Work required »
Look through the entries below for the string "group", and copy each line where it is found.

[Records from a data collection]

________________________________________

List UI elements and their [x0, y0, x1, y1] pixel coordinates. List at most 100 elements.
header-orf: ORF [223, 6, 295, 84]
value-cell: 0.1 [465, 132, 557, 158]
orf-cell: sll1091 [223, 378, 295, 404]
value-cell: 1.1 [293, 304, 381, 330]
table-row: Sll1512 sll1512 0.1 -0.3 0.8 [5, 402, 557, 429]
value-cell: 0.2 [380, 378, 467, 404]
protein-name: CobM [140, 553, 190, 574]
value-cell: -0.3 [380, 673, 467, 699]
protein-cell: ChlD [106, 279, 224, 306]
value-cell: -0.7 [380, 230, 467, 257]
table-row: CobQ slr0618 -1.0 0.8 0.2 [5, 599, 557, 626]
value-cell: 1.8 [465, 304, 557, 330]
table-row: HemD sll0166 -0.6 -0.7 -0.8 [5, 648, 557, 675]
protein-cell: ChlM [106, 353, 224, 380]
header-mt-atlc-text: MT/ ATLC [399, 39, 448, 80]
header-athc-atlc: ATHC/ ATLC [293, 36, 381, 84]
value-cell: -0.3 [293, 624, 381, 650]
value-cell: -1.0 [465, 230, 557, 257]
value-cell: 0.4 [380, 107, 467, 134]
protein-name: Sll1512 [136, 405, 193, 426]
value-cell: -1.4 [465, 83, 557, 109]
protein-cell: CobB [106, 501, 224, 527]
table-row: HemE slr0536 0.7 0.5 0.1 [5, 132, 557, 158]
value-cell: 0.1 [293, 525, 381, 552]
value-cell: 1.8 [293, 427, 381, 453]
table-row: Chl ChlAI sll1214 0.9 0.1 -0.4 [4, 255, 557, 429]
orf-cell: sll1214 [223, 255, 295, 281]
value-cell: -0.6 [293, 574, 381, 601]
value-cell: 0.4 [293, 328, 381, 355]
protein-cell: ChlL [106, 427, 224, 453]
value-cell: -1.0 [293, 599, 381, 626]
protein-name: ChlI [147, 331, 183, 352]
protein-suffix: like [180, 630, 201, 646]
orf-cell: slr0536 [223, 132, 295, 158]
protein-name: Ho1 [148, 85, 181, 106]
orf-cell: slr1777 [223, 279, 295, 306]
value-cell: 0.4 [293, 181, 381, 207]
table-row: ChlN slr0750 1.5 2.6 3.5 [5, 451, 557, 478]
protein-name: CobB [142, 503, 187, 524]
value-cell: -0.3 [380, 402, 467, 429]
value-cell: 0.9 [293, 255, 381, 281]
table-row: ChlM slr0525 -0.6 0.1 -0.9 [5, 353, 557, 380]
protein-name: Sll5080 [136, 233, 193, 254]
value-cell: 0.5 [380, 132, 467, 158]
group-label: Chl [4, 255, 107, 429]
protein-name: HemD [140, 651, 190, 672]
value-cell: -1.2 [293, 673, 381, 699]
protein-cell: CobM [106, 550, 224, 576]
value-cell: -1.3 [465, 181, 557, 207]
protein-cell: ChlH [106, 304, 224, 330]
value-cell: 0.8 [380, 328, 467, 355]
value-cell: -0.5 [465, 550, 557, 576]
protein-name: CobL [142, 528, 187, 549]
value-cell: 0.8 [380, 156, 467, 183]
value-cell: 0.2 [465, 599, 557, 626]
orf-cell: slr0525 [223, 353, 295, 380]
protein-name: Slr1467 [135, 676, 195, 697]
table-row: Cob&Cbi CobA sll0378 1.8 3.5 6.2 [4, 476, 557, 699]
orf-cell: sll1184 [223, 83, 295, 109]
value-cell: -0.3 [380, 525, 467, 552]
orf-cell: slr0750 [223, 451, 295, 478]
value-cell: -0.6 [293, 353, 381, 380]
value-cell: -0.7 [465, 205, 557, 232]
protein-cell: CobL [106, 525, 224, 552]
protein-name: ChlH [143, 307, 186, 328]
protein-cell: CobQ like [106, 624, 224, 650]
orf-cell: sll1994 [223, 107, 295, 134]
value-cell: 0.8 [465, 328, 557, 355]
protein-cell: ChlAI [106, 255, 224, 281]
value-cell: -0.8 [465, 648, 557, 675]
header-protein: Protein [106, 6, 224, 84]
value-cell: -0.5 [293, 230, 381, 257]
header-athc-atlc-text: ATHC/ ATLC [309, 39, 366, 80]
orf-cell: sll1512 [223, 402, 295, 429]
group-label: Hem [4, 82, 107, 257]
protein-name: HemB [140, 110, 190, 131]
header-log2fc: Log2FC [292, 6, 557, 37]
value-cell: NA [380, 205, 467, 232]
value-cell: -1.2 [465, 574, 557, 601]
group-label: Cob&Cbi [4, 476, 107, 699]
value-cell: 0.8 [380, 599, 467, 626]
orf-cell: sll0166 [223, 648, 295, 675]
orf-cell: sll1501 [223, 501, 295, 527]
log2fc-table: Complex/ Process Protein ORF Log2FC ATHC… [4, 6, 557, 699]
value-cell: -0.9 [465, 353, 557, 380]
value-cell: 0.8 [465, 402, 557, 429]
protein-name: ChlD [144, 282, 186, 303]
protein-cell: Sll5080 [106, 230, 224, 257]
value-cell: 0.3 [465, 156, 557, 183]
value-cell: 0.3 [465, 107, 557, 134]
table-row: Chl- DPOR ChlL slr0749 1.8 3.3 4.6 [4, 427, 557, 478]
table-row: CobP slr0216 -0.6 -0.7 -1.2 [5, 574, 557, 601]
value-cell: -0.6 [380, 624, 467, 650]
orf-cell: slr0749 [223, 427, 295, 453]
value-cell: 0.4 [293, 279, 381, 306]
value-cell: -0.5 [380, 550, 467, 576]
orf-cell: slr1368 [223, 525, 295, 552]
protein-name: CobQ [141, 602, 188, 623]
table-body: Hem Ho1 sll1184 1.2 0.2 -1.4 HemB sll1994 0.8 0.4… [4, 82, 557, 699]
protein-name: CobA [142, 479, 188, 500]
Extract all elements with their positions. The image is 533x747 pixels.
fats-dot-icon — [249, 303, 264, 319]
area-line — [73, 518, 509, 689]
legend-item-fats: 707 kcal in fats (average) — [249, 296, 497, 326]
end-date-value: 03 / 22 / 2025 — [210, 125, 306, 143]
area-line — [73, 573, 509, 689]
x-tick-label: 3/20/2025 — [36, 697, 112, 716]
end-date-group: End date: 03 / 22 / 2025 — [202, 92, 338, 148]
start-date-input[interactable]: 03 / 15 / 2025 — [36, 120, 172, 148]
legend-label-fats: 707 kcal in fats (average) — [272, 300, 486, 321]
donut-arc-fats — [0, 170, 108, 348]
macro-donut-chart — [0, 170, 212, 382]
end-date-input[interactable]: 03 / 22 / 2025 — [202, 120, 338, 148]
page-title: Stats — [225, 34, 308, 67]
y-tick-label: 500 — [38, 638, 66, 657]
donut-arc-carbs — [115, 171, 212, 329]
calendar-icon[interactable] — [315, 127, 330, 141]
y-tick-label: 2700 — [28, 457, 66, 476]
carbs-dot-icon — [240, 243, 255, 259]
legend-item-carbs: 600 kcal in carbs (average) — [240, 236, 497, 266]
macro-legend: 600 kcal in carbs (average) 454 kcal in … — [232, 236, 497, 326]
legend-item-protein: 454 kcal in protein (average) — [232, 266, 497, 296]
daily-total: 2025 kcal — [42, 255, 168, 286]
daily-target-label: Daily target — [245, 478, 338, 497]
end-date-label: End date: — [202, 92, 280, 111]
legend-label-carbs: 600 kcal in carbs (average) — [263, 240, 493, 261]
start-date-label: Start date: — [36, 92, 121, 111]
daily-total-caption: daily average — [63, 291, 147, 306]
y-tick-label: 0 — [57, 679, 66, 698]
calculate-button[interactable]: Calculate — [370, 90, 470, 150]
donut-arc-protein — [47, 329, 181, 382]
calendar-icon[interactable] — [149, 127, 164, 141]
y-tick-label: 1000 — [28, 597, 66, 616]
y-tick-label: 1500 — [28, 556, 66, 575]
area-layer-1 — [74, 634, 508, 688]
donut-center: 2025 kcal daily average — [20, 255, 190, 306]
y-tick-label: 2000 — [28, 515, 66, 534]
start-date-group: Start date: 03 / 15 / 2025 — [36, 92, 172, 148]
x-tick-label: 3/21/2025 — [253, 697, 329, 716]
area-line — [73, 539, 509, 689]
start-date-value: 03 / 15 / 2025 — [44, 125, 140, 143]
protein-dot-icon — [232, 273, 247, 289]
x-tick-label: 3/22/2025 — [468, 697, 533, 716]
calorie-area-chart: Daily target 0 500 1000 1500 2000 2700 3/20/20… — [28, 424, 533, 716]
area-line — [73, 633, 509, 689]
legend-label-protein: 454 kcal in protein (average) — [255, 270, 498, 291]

________________________________________

Answer to this task »
group-label: Chl [4, 255, 107, 429]
group-label: Hem [4, 82, 107, 257]
group-label: Cob&Cbi [4, 476, 107, 699]
end-date-group: End date: 03 / 22 / 2025 — [202, 92, 338, 148]
start-date-group: Start date: 03 / 15 / 2025 — [36, 92, 172, 148]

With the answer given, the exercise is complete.